Stated task: Find every line in the records that holds the string "Saginaw". Copy each one.

Records for processing:
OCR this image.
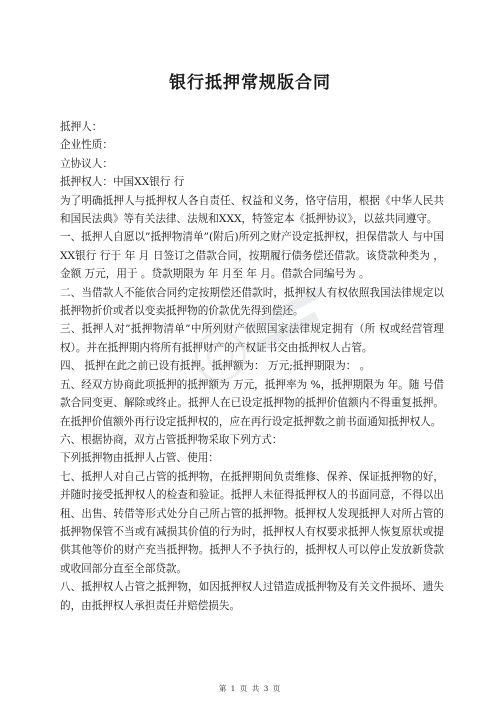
银行抵押常规版合同

抵押人：

企业性质：

立协议人：

抵押权人：中国XX银行 行

为了明确抵押人与抵押权人各自责任、权益和义务，恪守信用，根据《中华人民共和国民法典》等有关法律、法规和XXX，特签定本《抵押协议》，以兹共同遵守。

一、抵押人自愿以”抵押物清单”(附后)所列之财产设定抵押权，担保借款人 与中国XX银行 行于 年 月 日签订之借款合同，按期履行债务偿还借款。该贷款种类为 ，金额 万元，用于 。贷款期限为 年 月至 年 月。借款合同编号为 。

二、当借款人不能依合同约定按期偿还借款时，抵押权人有权依照我国法律规定以抵押物折价或者以变卖抵押物的价款优先得到偿还。

三、抵押人对”抵押物清单”中所列财产依照国家法律规定拥有（所 权或经营管理权）。并在抵押期内将所有抵押财产的产权证书交由抵押权人占管。

四、 抵押在此之前已设有抵押。抵押额为： 万元;抵押期限为： 。

五、经双方协商此项抵押的抵押额为 万元，抵押率为 %，抵押期限为 年。随 号借款合同变更、解除或终止。抵押人在已设定抵押物的抵押价值额内不得重复抵押。在抵押价值额外再行设定抵押权的，应在再行设定抵押数之前书面通知抵押权人。

六、根据协商，双方占管抵押物采取下列方式：

下列抵押物由抵押人占管、使用：

七、抵押人对自己占管的抵押物，在抵押期间负责维修、保养、保证抵押物的好，并随时接受抵押权人的检查和验证。抵押人未征得抵押权人的书面同意，不得以出租、出售、转借等形式处分自己所占管的抵押物。抵押权人发现抵押人对所占管的抵押物保管不当或有减损其价值的行为时，抵押权人有权要求抵押人恢复原状或提供其他等价的财产充当抵押物。抵押人不予执行的，抵押权人可以停止发放新贷款或收回部分直至全部贷款。

八、抵押权人占管之抵押物，如因抵押权人过错造成抵押物及有关文件损坏、遗失的，由抵押权人承担责任并赔偿损失。

第 1 页 共 3 页
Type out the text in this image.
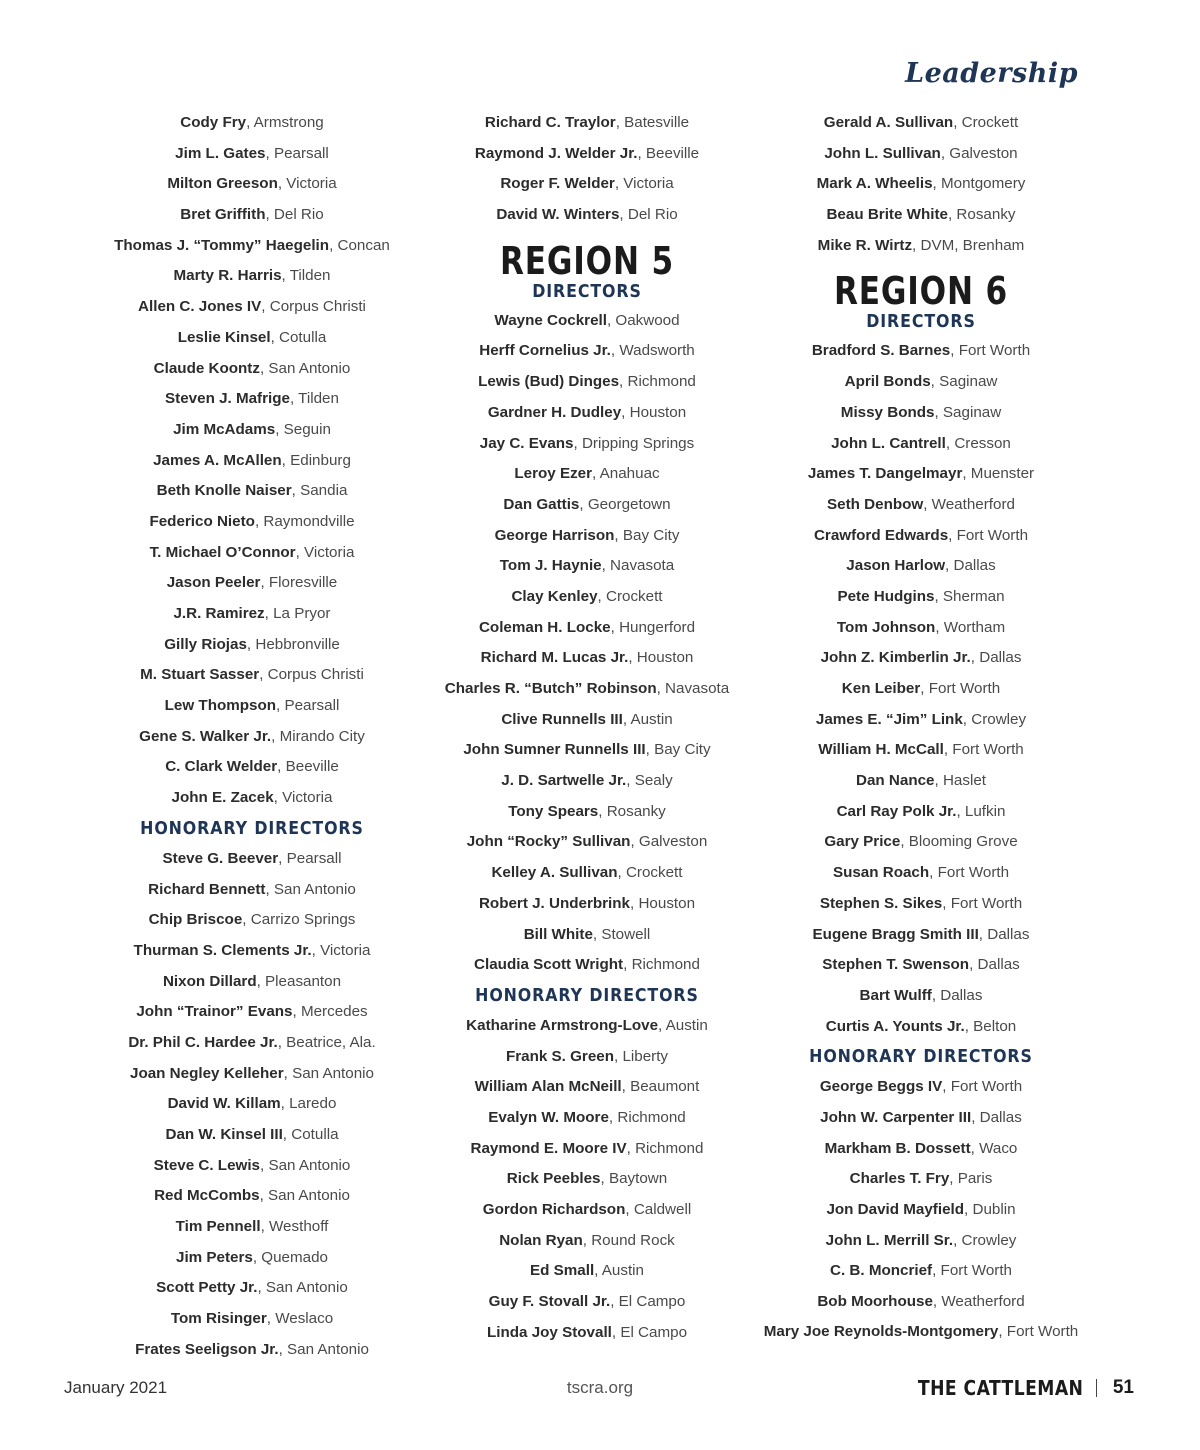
Leadership
Cody Fry, Armstrong
Jim L. Gates, Pearsall
Milton Greeson, Victoria
Bret Griffith, Del Rio
Thomas J. “Tommy” Haegelin, Concan
Marty R. Harris, Tilden
Allen C. Jones IV, Corpus Christi
Leslie Kinsel, Cotulla
Claude Koontz, San Antonio
Steven J. Mafrige, Tilden
Jim McAdams, Seguin
James A. McAllen, Edinburg
Beth Knolle Naiser, Sandia
Federico Nieto, Raymondville
T. Michael O’Connor, Victoria
Jason Peeler, Floresville
J.R. Ramirez, La Pryor
Gilly Riojas, Hebbronville
M. Stuart Sasser, Corpus Christi
Lew Thompson, Pearsall
Gene S. Walker Jr., Mirando City
C. Clark Welder, Beeville
John E. Zacek, Victoria
HONORARY DIRECTORS
Steve G. Beever, Pearsall
Richard Bennett, San Antonio
Chip Briscoe, Carrizo Springs
Thurman S. Clements Jr., Victoria
Nixon Dillard, Pleasanton
John “Trainor” Evans, Mercedes
Dr. Phil C. Hardee Jr., Beatrice, Ala.
Joan Negley Kelleher, San Antonio
David W. Killam, Laredo
Dan W. Kinsel III, Cotulla
Steve C. Lewis, San Antonio
Red McCombs, San Antonio
Tim Pennell, Westhoff
Jim Peters, Quemado
Scott Petty Jr., San Antonio
Tom Risinger, Weslaco
Frates Seeligson Jr., San Antonio
Richard C. Traylor, Batesville
Raymond J. Welder Jr., Beeville
Roger F. Welder, Victoria
David W. Winters, Del Rio
REGION 5
DIRECTORS
Wayne Cockrell, Oakwood
Herff Cornelius Jr., Wadsworth
Lewis (Bud) Dinges, Richmond
Gardner H. Dudley, Houston
Jay C. Evans, Dripping Springs
Leroy Ezer, Anahuac
Dan Gattis, Georgetown
George Harrison, Bay City
Tom J. Haynie, Navasota
Clay Kenley, Crockett
Coleman H. Locke, Hungerford
Richard M. Lucas Jr., Houston
Charles R. “Butch” Robinson, Navasota
Clive Runnells III, Austin
John Sumner Runnells III, Bay City
J. D. Sartwelle Jr., Sealy
Tony Spears, Rosanky
John “Rocky” Sullivan, Galveston
Kelley A. Sullivan, Crockett
Robert J. Underbrink, Houston
Bill White, Stowell
Claudia Scott Wright, Richmond
HONORARY DIRECTORS
Katharine Armstrong-Love, Austin
Frank S. Green, Liberty
William Alan McNeill, Beaumont
Evalyn W. Moore, Richmond
Raymond E. Moore IV, Richmond
Rick Peebles, Baytown
Gordon Richardson, Caldwell
Nolan Ryan, Round Rock
Ed Small, Austin
Guy F. Stovall Jr., El Campo
Linda Joy Stovall, El Campo
Gerald A. Sullivan, Crockett
John L. Sullivan, Galveston
Mark A. Wheelis, Montgomery
Beau Brite White, Rosanky
Mike R. Wirtz, DVM, Brenham
REGION 6
DIRECTORS
Bradford S. Barnes, Fort Worth
April Bonds, Saginaw
Missy Bonds, Saginaw
John L. Cantrell, Cresson
James T. Dangelmayr, Muenster
Seth Denbow, Weatherford
Crawford Edwards, Fort Worth
Jason Harlow, Dallas
Pete Hudgins, Sherman
Tom Johnson, Wortham
John Z. Kimberlin Jr., Dallas
Ken Leiber, Fort Worth
James E. “Jim” Link, Crowley
William H. McCall, Fort Worth
Dan Nance, Haslet
Carl Ray Polk Jr., Lufkin
Gary Price, Blooming Grove
Susan Roach, Fort Worth
Stephen S. Sikes, Fort Worth
Eugene Bragg Smith III, Dallas
Stephen T. Swenson, Dallas
Bart Wulff, Dallas
Curtis A. Younts Jr., Belton
HONORARY DIRECTORS
George Beggs IV, Fort Worth
John W. Carpenter III, Dallas
Markham B. Dossett, Waco
Charles T. Fry, Paris
Jon David Mayfield, Dublin
John L. Merrill Sr., Crowley
C. B. Moncrief, Fort Worth
Bob Moorhouse, Weatherford
Mary Joe Reynolds-Montgomery, Fort Worth
January 2021	tscra.org	THE CATTLEMAN 51
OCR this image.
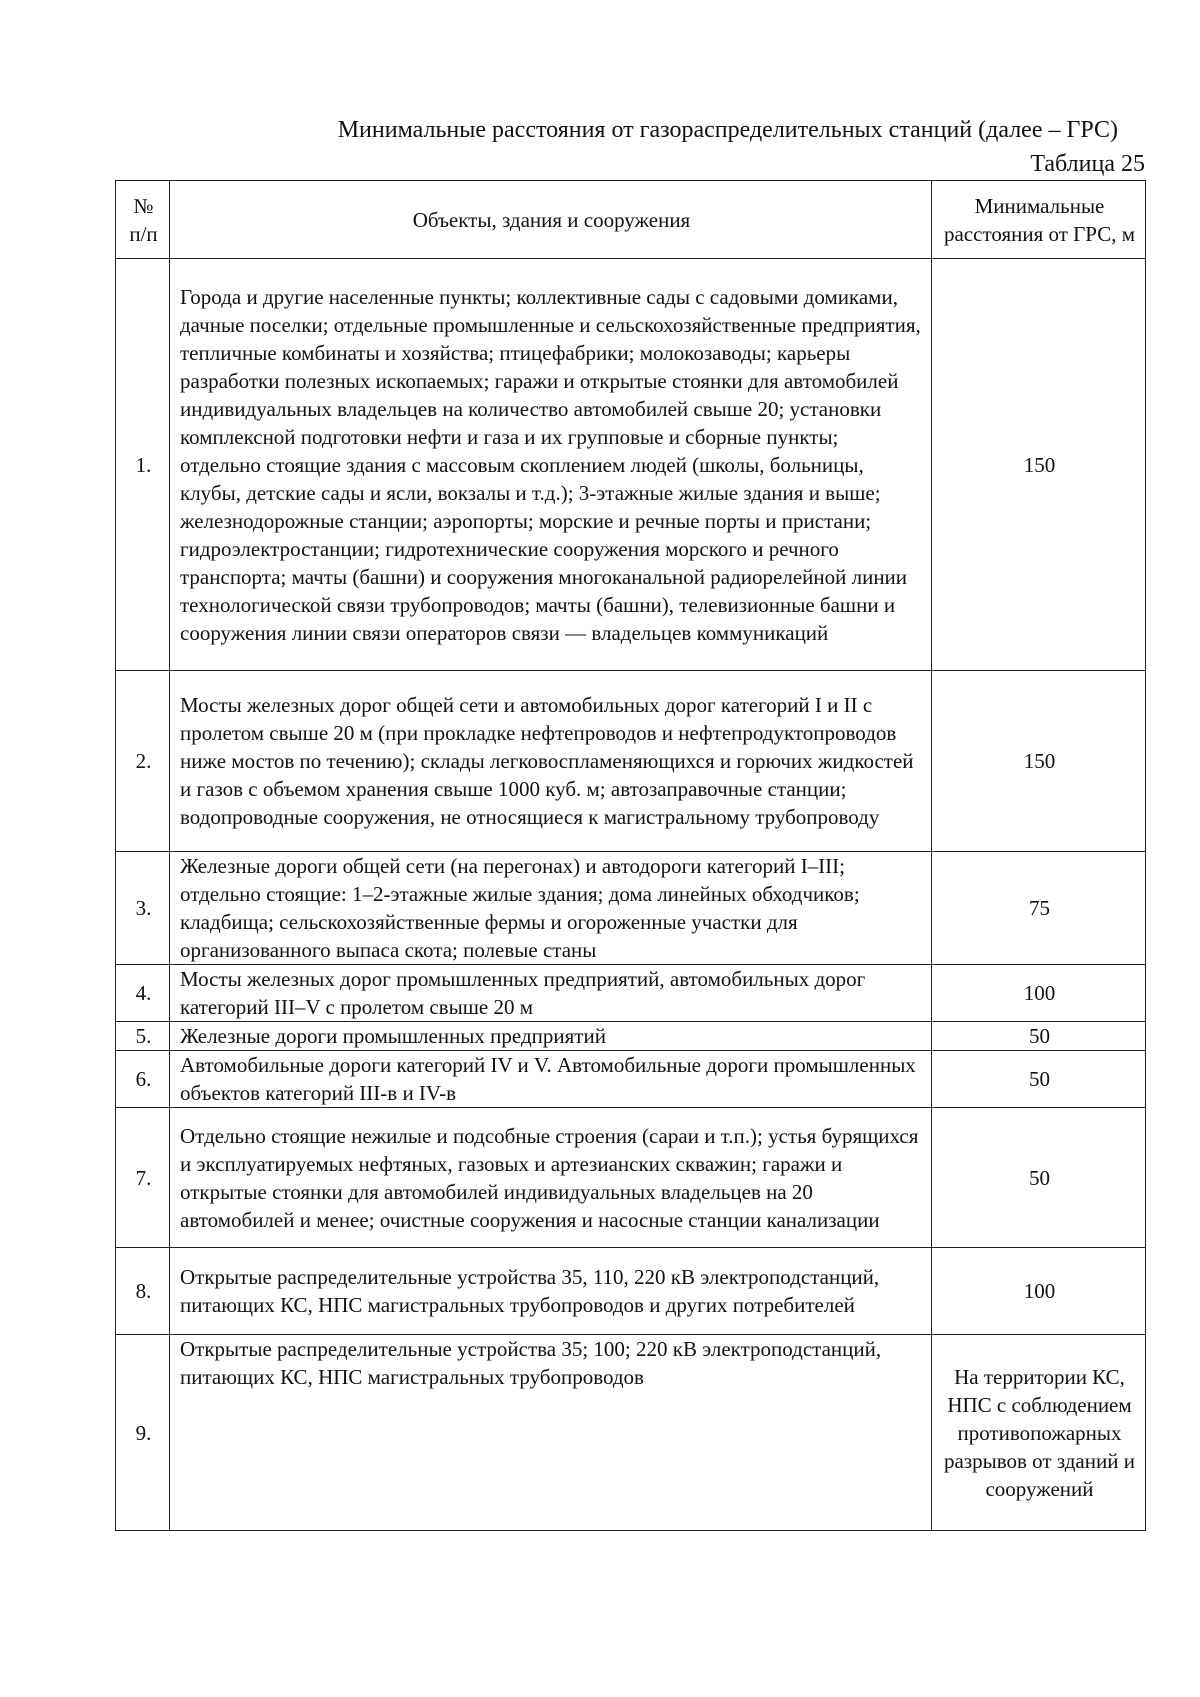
Минимальные расстояния от газораспределительных станций (далее – ГРС)
Таблица 25
№ п/п	Объекты, здания и сооружения	Минимальные расстояния от ГРС, м
1.	Города и другие населенные пункты; коллективные сады с садовыми домиками, дачные поселки; отдельные промышленные и сельскохозяйственные предприятия, тепличные комбинаты и хозяйства; птицефабрики; молокозаводы; карьеры разработки полезных ископаемых; гаражи и открытые стоянки для автомобилей индивидуальных владельцев на количество автомобилей свыше 20; установки комплексной подготовки нефти и газа и их групповые и сборные пункты; отдельно стоящие здания с массовым скоплением людей (школы, больницы, клубы, детские сады и ясли, вокзалы и т.д.); 3-этажные жилые здания и выше; железнодорожные станции; аэропорты; морские и речные порты и пристани; гидроэлектростанции; гидротехнические сооружения морского и речного транспорта; мачты (башни) и сооружения многоканальной радиорелейной линии технологической связи трубопроводов; мачты (башни), телевизионные башни и сооружения линии связи операторов связи — владельцев коммуникаций	150
2.	Мосты железных дорог общей сети и автомобильных дорог категорий I и II с пролетом свыше 20 м (при прокладке нефтепроводов и нефтепродуктопроводов ниже мостов по течению); склады легковоспламеняющихся и горючих жидкостей и газов с объемом хранения свыше 1000 куб. м; автозаправочные станции; водопроводные сооружения, не относящиеся к магистральному трубопроводу	150
3.	Железные дороги общей сети (на перегонах) и автодороги категорий I–III; отдельно стоящие: 1–2-этажные жилые здания; дома линейных обходчиков; кладбища; сельскохозяйственные фермы и огороженные участки для организованного выпаса скота; полевые станы	75
4.	Мосты железных дорог промышленных предприятий, автомобильных дорог категорий III–V с пролетом свыше 20 м	100
5.	Железные дороги промышленных предприятий	50
6.	Автомобильные дороги категорий IV и V. Автомобильные дороги промышленных объектов категорий III-в и IV-в	50
7.	Отдельно стоящие нежилые и подсобные строения (сараи и т.п.); устья бурящихся и эксплуатируемых нефтяных, газовых и артезианских скважин; гаражи и открытые стоянки для автомобилей индивидуальных владельцев на 20 автомобилей и менее; очистные сооружения и насосные станции канализации	50
8.	Открытые распределительные устройства 35, 110, 220 кВ электроподстанций, питающих КС, НПС магистральных трубопроводов и других потребителей	100
9.	Открытые распределительные устройства 35; 100; 220 кВ электроподстанций, питающих КС, НПС магистральных трубопроводов	На территории КС, НПС с соблюдением противопожарных разрывов от зданий и сооружений
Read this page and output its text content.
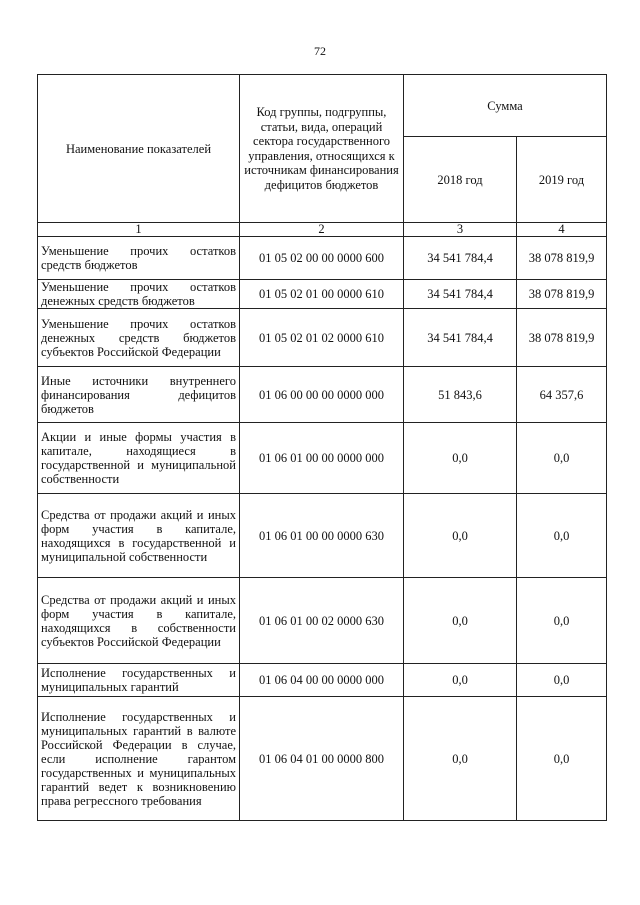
72
Наименование показателей	Код группы, подгруппы, статьи, вида, операций сектора государственного управления, относящихся к источникам финансирования дефицитов бюджетов	Сумма	
		2018 год	2019 год
1	2	3	4
Уменьшение прочих остатков средств бюджетов	01 05 02 00 00 0000 600	34 541 784,4	38 078 819,9
Уменьшение прочих остатков денежных средств бюджетов	01 05 02 01 00 0000 610	34 541 784,4	38 078 819,9
Уменьшение прочих остатков денежных средств бюджетов субъектов Российской Федерации	01 05 02 01 02 0000 610	34 541 784,4	38 078 819,9
Иные источники внутреннего финансирования дефицитов бюджетов	01 06 00 00 00 0000 000	51 843,6	64 357,6
Акции и иные формы участия в капитале, находящиеся в государственной и муниципальной собственности	01 06 01 00 00 0000 000	0,0	0,0
Средства от продажи акций и иных форм участия в капитале, находящихся в государственной и муниципальной собственности	01 06 01 00 00 0000 630	0,0	0,0
Средства от продажи акций и иных форм участия в капитале, находящихся в собственности субъектов Российской Федерации	01 06 01 00 02 0000 630	0,0	0,0
Исполнение государственных и муниципальных гарантий	01 06 04 00 00 0000 000	0,0	0,0
Исполнение государственных и муниципальных гарантий в валюте Российской Федерации в случае, если исполнение гарантом государственных и муниципальных гарантий ведет к возникновению права регрессного требования	01 06 04 01 00 0000 800	0,0	0,0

Result of the task:
April Bonds, Saginaw
Missy Bonds, Saginaw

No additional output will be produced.